■ Set task:
Wherever "Contributing" appears in a line, copy that line.

* * *

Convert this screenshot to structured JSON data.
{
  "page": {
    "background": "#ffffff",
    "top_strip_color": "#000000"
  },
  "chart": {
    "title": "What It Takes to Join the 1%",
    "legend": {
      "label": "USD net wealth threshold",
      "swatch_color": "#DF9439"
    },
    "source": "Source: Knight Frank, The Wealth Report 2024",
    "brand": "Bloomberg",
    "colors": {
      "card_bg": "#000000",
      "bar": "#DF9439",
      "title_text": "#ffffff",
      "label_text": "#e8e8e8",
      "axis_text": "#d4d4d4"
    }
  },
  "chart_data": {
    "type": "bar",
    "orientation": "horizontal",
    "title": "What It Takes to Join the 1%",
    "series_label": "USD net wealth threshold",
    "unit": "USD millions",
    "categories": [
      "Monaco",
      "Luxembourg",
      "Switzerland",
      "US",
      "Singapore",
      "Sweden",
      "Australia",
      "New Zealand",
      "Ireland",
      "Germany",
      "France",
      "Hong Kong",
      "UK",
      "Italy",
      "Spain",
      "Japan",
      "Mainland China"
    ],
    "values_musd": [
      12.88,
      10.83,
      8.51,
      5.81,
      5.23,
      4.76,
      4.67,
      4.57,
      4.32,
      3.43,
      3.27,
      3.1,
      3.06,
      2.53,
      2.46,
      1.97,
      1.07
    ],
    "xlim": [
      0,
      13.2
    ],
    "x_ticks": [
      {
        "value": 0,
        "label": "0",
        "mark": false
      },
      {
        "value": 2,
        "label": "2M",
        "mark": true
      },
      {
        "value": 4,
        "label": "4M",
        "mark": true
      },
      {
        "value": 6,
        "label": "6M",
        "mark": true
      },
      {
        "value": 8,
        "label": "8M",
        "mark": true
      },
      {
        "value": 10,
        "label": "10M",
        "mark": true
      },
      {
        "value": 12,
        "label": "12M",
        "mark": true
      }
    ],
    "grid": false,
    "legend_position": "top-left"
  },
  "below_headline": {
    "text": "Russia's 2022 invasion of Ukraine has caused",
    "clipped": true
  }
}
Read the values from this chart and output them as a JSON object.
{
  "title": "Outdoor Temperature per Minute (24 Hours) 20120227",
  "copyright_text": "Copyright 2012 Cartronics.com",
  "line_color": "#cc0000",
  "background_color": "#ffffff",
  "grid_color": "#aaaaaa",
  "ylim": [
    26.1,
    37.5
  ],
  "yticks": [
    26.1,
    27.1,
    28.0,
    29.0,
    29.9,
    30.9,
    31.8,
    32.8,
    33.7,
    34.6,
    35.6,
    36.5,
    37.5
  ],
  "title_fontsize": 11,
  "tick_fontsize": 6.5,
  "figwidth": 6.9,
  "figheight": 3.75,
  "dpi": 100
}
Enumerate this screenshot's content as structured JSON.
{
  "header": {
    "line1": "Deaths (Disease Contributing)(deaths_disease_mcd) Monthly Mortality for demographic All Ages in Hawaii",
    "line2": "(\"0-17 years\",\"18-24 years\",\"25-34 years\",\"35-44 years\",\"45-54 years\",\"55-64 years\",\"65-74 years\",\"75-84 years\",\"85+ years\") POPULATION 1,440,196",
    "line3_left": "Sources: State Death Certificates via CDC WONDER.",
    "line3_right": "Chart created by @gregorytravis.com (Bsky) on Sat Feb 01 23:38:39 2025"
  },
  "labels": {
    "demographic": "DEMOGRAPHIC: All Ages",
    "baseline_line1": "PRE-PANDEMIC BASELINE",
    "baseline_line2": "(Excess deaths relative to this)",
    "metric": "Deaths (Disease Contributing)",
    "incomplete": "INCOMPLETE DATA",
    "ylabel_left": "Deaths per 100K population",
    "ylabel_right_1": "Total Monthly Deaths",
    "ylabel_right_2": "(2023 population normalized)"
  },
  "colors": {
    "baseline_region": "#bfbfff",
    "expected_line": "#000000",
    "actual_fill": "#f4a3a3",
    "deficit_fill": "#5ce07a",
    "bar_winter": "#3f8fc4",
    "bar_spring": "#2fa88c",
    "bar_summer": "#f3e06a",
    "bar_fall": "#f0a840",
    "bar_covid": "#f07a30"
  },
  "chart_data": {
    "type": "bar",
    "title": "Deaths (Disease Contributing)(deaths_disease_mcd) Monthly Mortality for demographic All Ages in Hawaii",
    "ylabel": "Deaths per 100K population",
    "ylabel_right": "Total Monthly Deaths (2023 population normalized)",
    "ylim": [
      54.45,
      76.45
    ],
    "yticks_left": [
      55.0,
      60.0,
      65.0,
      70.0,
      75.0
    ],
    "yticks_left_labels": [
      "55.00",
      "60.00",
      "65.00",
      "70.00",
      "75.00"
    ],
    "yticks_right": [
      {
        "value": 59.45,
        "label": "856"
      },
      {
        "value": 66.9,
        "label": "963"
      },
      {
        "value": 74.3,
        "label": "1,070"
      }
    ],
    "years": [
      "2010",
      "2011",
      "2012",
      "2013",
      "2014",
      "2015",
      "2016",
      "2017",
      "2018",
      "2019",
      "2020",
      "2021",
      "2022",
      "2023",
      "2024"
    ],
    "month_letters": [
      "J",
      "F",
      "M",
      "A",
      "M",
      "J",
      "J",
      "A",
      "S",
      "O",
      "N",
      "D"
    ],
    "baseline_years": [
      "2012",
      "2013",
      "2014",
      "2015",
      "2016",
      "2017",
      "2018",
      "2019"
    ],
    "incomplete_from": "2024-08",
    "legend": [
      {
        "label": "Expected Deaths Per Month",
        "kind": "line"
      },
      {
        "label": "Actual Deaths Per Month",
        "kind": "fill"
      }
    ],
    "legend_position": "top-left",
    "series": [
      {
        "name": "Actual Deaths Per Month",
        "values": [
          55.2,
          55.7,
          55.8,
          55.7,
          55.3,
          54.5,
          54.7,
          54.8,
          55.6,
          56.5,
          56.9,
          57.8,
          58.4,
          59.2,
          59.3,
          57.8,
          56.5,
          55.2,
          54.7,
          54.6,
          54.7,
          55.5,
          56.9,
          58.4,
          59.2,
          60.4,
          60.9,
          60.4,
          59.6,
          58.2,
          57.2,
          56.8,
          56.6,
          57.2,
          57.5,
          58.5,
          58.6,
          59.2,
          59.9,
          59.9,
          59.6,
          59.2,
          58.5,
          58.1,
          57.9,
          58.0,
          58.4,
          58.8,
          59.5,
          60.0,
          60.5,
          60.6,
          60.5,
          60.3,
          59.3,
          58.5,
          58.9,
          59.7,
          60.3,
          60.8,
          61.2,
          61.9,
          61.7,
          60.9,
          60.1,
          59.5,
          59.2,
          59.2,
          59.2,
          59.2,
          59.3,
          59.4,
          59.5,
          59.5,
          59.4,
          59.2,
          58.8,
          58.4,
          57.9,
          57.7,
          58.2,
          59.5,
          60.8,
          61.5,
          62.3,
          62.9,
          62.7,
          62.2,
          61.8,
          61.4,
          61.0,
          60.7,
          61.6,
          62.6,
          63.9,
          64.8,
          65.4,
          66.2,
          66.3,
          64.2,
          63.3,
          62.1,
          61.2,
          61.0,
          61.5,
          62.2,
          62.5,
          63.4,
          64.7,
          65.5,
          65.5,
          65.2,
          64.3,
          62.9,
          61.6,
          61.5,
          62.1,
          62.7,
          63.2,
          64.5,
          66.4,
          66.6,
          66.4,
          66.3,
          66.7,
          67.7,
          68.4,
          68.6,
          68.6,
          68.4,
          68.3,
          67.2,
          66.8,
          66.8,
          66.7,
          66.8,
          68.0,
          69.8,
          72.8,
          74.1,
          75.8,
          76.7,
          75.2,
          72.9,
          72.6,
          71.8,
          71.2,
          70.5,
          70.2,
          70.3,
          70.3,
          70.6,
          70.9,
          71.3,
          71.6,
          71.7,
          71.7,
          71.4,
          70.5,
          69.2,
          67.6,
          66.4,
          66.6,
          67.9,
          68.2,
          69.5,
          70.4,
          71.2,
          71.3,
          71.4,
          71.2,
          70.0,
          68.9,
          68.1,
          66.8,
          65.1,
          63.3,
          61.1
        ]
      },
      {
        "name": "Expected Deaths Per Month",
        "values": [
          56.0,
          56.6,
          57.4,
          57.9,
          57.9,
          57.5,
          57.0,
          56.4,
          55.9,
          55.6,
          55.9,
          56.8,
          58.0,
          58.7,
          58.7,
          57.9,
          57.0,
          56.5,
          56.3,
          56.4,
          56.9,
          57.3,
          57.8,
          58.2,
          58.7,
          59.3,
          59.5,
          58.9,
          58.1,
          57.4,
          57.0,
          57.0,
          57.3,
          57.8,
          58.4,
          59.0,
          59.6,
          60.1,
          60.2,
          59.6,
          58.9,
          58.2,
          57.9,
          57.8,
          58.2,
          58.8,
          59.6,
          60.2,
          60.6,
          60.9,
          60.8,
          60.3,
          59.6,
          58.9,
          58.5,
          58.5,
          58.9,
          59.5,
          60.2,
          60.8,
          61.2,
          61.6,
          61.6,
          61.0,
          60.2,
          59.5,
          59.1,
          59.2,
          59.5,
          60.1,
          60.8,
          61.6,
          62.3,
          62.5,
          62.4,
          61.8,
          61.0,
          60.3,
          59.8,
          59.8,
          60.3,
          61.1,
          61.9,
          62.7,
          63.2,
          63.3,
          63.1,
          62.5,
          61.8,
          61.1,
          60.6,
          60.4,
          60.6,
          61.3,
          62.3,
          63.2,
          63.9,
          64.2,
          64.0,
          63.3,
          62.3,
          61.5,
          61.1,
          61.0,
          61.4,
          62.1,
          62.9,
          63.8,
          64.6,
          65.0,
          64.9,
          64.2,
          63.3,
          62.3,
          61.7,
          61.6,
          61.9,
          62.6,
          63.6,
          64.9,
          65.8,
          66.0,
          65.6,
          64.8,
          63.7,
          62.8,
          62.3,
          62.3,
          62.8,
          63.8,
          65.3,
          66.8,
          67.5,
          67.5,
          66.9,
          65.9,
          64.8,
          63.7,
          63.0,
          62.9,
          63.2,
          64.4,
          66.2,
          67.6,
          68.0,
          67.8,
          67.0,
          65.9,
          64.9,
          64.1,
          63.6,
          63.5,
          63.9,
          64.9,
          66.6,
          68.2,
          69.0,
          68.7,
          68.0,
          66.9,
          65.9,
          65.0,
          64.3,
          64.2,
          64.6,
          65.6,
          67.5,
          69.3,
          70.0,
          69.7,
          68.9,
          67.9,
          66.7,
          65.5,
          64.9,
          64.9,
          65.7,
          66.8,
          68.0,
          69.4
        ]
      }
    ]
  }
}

* * *

■ Exercise response:
    "line1": "Deaths (Disease Contributing)(deaths_disease_mcd) Monthly Mortality for demographic All Ages in Hawaii",
    "metric": "Deaths (Disease Contributing)",
    "title": "Deaths (Disease Contributing)(deaths_disease_mcd) Monthly Mortality for demographic All Ages in Hawaii",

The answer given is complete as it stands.